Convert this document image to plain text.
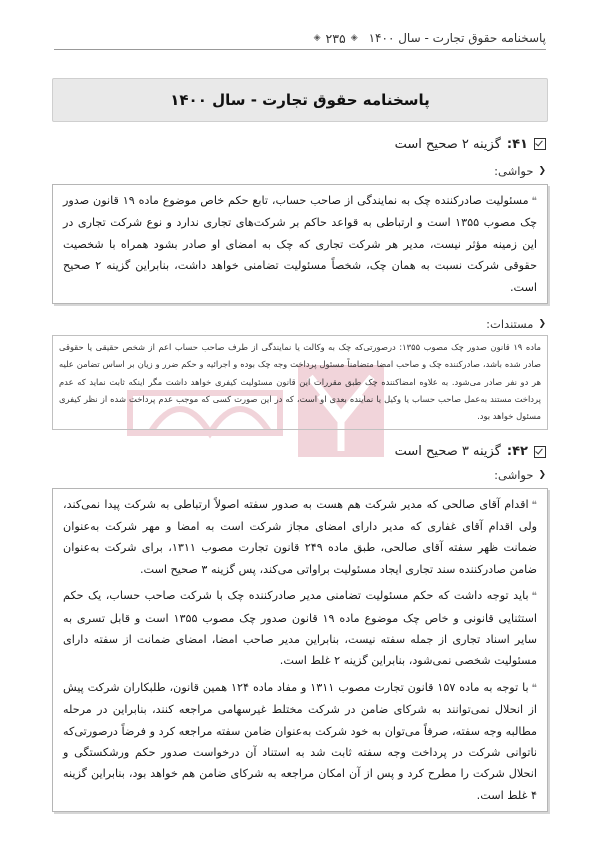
پاسخنامه حقوق تجارت - سال ۱۴۰۰
◈
۲۳۵
◈
پاسخنامه حقوق تجارت - سال ۱۴۰۰
۴۱:
گزینه ۲ صحیح است
❮
حواشی:

❝مسئولیت صادرکننده چک به نمایندگی از صاحب حساب، تابع حکم خاص موضوع ماده ۱۹ قانون صدور چک مصوب ۱۳۵۵ است و ارتباطی به قواعد حاکم بر شرکت‌های تجاری ندارد و نوع شرکت تجاری در این زمینه مؤثر نیست، مدیر هر شرکت تجاری که چک به امضای او صادر بشود همراه با شخصیت حقوقی شرکت نسبت به همان چک، شخصاً مسئولیت تضامنی خواهد داشت، بنابراین گزینه ۲ صحیح است.

❮
مستندات:
ماده ۱۹ قانون صدور چک مصوب ۱۳۵۵: درصورتی‌که چک به وکالت یا نمایندگی از طرف صاحب حساب اعم از شخص حقیقی یا حقوقی صادر شده باشد، صادرکننده چک و صاحب امضا متضامناً مسئول پرداخت وجه چک بوده و اجرائیه و حکم ضرر و زیان بر اساس تضامن علیه هر دو نفر صادر می‌شود. به علاوه امضاکننده چک طبق مقررات این قانون مسئولیت کیفری خواهد داشت مگر اینکه ثابت نماید که عدم پرداخت مستند به‌عمل صاحب حساب یا وکیل یا نماینده بعدی او است، که در این صورت کسی که موجب عدم پرداخت شده از نظر کیفری مسئول خواهد بود.
۴۲:
گزینه ۳ صحیح است
❮
حواشی:

❝اقدام آقای صالحی که مدیر شرکت هم هست به صدور سفته اصولاً ارتباطی به شرکت پیدا نمی‌کند، ولی اقدام آقای غفاری که مدیر دارای امضای مجاز شرکت است به امضا و مهر شرکت به‌عنوان ضمانت ظهر سفته آقای صالحی، طبق ماده ۲۴۹ قانون تجارت مصوب ۱۳۱۱، برای شرکت به‌عنوان ضامن صادرکننده سند تجاری ایجاد مسئولیت براواتی می‌کند، پس گزینه ۳ صحیح است.

❝باید توجه داشت که حکم مسئولیت تضامنی مدیر صادرکننده چک با شرکت صاحب حساب، یک حکم استثنایی قانونی و خاص چک موضوع ماده ۱۹ قانون صدور چک مصوب ۱۳۵۵ است و قابل تسری به سایر اسناد تجاری از جمله سفته نیست، بنابراین مدیر صاحب امضا، امضای ضمانت از سفته دارای مسئولیت شخصی نمی‌شود، بنابراین گزینه ۲ غلط است.

❝با توجه به ماده ۱۵۷ قانون تجارت مصوب ۱۳۱۱ و مفاد ماده ۱۲۴ همین قانون، طلبکاران شرکت پیش از انحلال نمی‌توانند به شرکای ضامن در شرکت مختلط غیرسهامی مراجعه کنند، بنابراین در مرحله مطالبه وجه سفته، صرفاً می‌توان به خود شرکت به‌عنوان ضامن سفته مراجعه کرد و فرضاً درصورتی‌که ناتوانی شرکت در پرداخت وجه سفته ثابت شد به استناد آن درخواست صدور حکم ورشکستگی و انحلال شرکت را مطرح کرد و پس از آن امکان مراجعه به شرکای ضامن هم خواهد بود، بنابراین گزینه ۴ غلط است.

^^^^^^^^

• _PROBLEM TO WORK ON_: Repeat the data in full and exactly. Omit pictures.

• _THE RESPONSE_:
Convert this document image to plain text.
پاسخنامه حقوق تجارت - سال ۱۴۰۰
◈
۲۳۵
◈
پاسخنامه حقوق تجارت - سال ۱۴۰۰
۴۱:
گزینه ۲ صحیح است
❮
حواشی:

❝مسئولیت صادرکننده چک به نمایندگی از صاحب حساب، تابع حکم خاص موضوع ماده ۱۹ قانون صدور چک مصوب ۱۳۵۵ است و ارتباطی به قواعد حاکم بر شرکت‌های تجاری ندارد و نوع شرکت تجاری در این زمینه مؤثر نیست، مدیر هر شرکت تجاری که چک به امضای او صادر بشود همراه با شخصیت حقوقی شرکت نسبت به همان چک، شخصاً مسئولیت تضامنی خواهد داشت، بنابراین گزینه ۲ صحیح است.

❮
مستندات:
ماده ۱۹ قانون صدور چک مصوب ۱۳۵۵: درصورتی‌که چک به وکالت یا نمایندگی از طرف صاحب حساب اعم از شخص حقیقی یا حقوقی صادر شده باشد، صادرکننده چک و صاحب امضا متضامناً مسئول پرداخت وجه چک بوده و اجرائیه و حکم ضرر و زیان بر اساس تضامن علیه هر دو نفر صادر می‌شود. به علاوه امضاکننده چک طبق مقررات این قانون مسئولیت کیفری خواهد داشت مگر اینکه ثابت نماید که عدم پرداخت مستند به‌عمل صاحب حساب یا وکیل یا نماینده بعدی او است، که در این صورت کسی که موجب عدم پرداخت شده از نظر کیفری مسئول خواهد بود.
۴۲:
گزینه ۳ صحیح است
❮
حواشی:

❝اقدام آقای صالحی که مدیر شرکت هم هست به صدور سفته اصولاً ارتباطی به شرکت پیدا نمی‌کند، ولی اقدام آقای غفاری که مدیر دارای امضای مجاز شرکت است به امضا و مهر شرکت به‌عنوان ضمانت ظهر سفته آقای صالحی، طبق ماده ۲۴۹ قانون تجارت مصوب ۱۳۱۱، برای شرکت به‌عنوان ضامن صادرکننده سند تجاری ایجاد مسئولیت براواتی می‌کند، پس گزینه ۳ صحیح است.

❝باید توجه داشت که حکم مسئولیت تضامنی مدیر صادرکننده چک با شرکت صاحب حساب، یک حکم استثنایی قانونی و خاص چک موضوع ماده ۱۹ قانون صدور چک مصوب ۱۳۵۵ است و قابل تسری به سایر اسناد تجاری از جمله سفته نیست، بنابراین مدیر صاحب امضا، امضای ضمانت از سفته دارای مسئولیت شخصی نمی‌شود، بنابراین گزینه ۲ غلط است.

❝با توجه به ماده ۱۵۷ قانون تجارت مصوب ۱۳۱۱ و مفاد ماده ۱۲۴ همین قانون، طلبکاران شرکت پیش از انحلال نمی‌توانند به شرکای ضامن در شرکت مختلط غیرسهامی مراجعه کنند، بنابراین در مرحله مطالبه وجه سفته، صرفاً می‌توان به خود شرکت به‌عنوان ضامن سفته مراجعه کرد و فرضاً درصورتی‌که ناتوانی شرکت در پرداخت وجه سفته ثابت شد به استناد آن درخواست صدور حکم ورشکستگی و انحلال شرکت را مطرح کرد و پس از آن امکان مراجعه به شرکای ضامن هم خواهد بود، بنابراین گزینه ۴ غلط است.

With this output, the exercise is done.